EXERCISE INSTRUCTIONS -
Quote the records in full and leave their pictures out.

DATA FOR THE TASK -
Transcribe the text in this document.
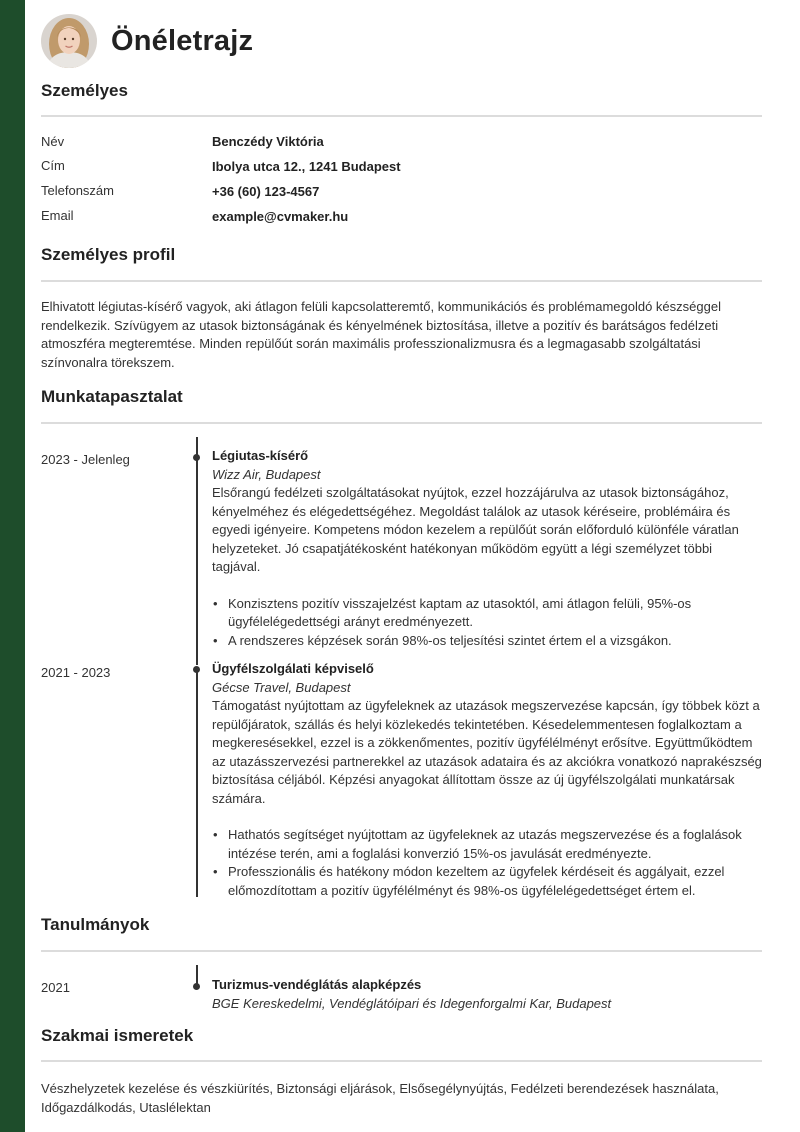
Önéletrajz
Személyes
Név	Benczédy Viktória
Cím	Ibolya utca 12., 1241 Budapest
Telefonszám	+36 (60) 123-4567
Email	example@cvmaker.hu
Személyes profil
Elhivatott légiutas-kísérő vagyok, aki átlagon felüli kapcsolatteremtő, kommunikációs és problémamegoldó készséggel rendelkezik. Szívügyem az utasok biztonságának és kényelmének biztosítása, illetve a pozitív és barátságos fedélzeti atmoszféra megteremtése. Minden repülőút során maximális professzionalizmusra és a legmagasabb szolgáltatási színvonalra törekszem.
Munkatapasztalat
2023 - Jelenleg	Légiutas-kísérő
Wizz Air, Budapest
Elsőrangú fedélzeti szolgáltatásokat nyújtok, ezzel hozzájárulva az utasok biztonságához, kényelméhez és elégedettségéhez. Megoldást találok az utasok kéréseire, problémáira és egyedi igényeire. Kompetens módon kezelem a repülőút során előforduló különféle váratlan helyzeteket. Jó csapatjátékosként hatékonyan működöm együtt a légi személyzet többi tagjával.
• Konzisztens pozitív visszajelzést kaptam az utasoktól, ami átlagon felüli, 95%-os ügyfélelégedettségi arányt eredményezett.
• A rendszeres képzések során 98%-os teljesítési szintet értem el a vizsgákon.
2021 - 2023	Ügyfélszolgálati képviselő
Gécse Travel, Budapest
Támogatást nyújtottam az ügyfeleknek az utazások megszervezése kapcsán, így többek közt a repülőjáratok, szállás és helyi közlekedés tekintetében. Késedelemmentesen foglalkoztam a megkeresésekkel, ezzel is a zökkenőmentes, pozitív ügyfélélményt erősítve. Együttműködtem az utazásszervezési partnerekkel az utazások adataira és az akciókra vonatkozó naprakészség biztosítása céljából. Képzési anyagokat állítottam össze az új ügyfélszolgálati munkatársak számára.
• Hathatós segítséget nyújtottam az ügyfeleknek az utazás megszervezése és a foglalások intézése terén, ami a foglalási konverzió 15%-os javulását eredményezte.
• Professzionális és hatékony módon kezeltem az ügyfelek kérdéseit és aggályait, ezzel előmozdítottam a pozitív ügyfélélményt és 98%-os ügyfélelégedettséget értem el.
Tanulmányok
2021	Turizmus-vendéglátás alapképzés
BGE Kereskedelmi, Vendéglátóipari és Idegenforgalmi Kar, Budapest
Szakmai ismeretek
Vészhelyzetek kezelése és vészkiürítés, Biztonsági eljárások, Elsősegélynyújtás, Fedélzeti berendezések használata, Időgazdálkodás, Utaslélektan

TASK OUTPUT -
Transcribe the text in this document.
Önéletrajz
Személyes
Név	Benczédy Viktória
Cím	Ibolya utca 12., 1241 Budapest
Telefonszám	+36 (60) 123-4567
Email	example@cvmaker.hu
Személyes profil
Elhivatott légiutas-kísérő vagyok, aki átlagon felüli kapcsolatteremtő, kommunikációs és problémamegoldó készséggel rendelkezik. Szívügyem az utasok biztonságának és kényelmének biztosítása, illetve a pozitív és barátságos fedélzeti atmoszféra megteremtése. Minden repülőút során maximális professzionalizmusra és a legmagasabb szolgáltatási színvonalra törekszem.
Munkatapasztalat
2023 - Jelenleg	Légiutas-kísérő
Wizz Air, Budapest
Elsőrangú fedélzeti szolgáltatásokat nyújtok, ezzel hozzájárulva az utasok biztonságához, kényelméhez és elégedettségéhez. Megoldást találok az utasok kéréseire, problémáira és egyedi igényeire. Kompetens módon kezelem a repülőút során előforduló különféle váratlan helyzeteket. Jó csapatjátékosként hatékonyan működöm együtt a légi személyzet többi tagjával.
• Konzisztens pozitív visszajelzést kaptam az utasoktól, ami átlagon felüli, 95%-os ügyfélelégedettségi arányt eredményezett.
• A rendszeres képzések során 98%-os teljesítési szintet értem el a vizsgákon.
2021 - 2023	Ügyfélszolgálati képviselő
Gécse Travel, Budapest
Támogatást nyújtottam az ügyfeleknek az utazások megszervezése kapcsán, így többek közt a repülőjáratok, szállás és helyi közlekedés tekintetében. Késedelemmentesen foglalkoztam a megkeresésekkel, ezzel is a zökkenőmentes, pozitív ügyfélélményt erősítve. Együttműködtem az utazásszervezési partnerekkel az utazások adataira és az akciókra vonatkozó naprakészség biztosítása céljából. Képzési anyagokat állítottam össze az új ügyfélszolgálati munkatársak számára.
• Hathatós segítséget nyújtottam az ügyfeleknek az utazás megszervezése és a foglalások intézése terén, ami a foglalási konverzió 15%-os javulását eredményezte.
• Professzionális és hatékony módon kezeltem az ügyfelek kérdéseit és aggályait, ezzel előmozdítottam a pozitív ügyfélélményt és 98%-os ügyfélelégedettséget értem el.
Tanulmányok
2021	Turizmus-vendéglátás alapképzés
BGE Kereskedelmi, Vendéglátóipari és Idegenforgalmi Kar, Budapest
Szakmai ismeretek
Vészhelyzetek kezelése és vészkiürítés, Biztonsági eljárások, Elsősegélynyújtás, Fedélzeti berendezések használata, Időgazdálkodás, Utaslélektan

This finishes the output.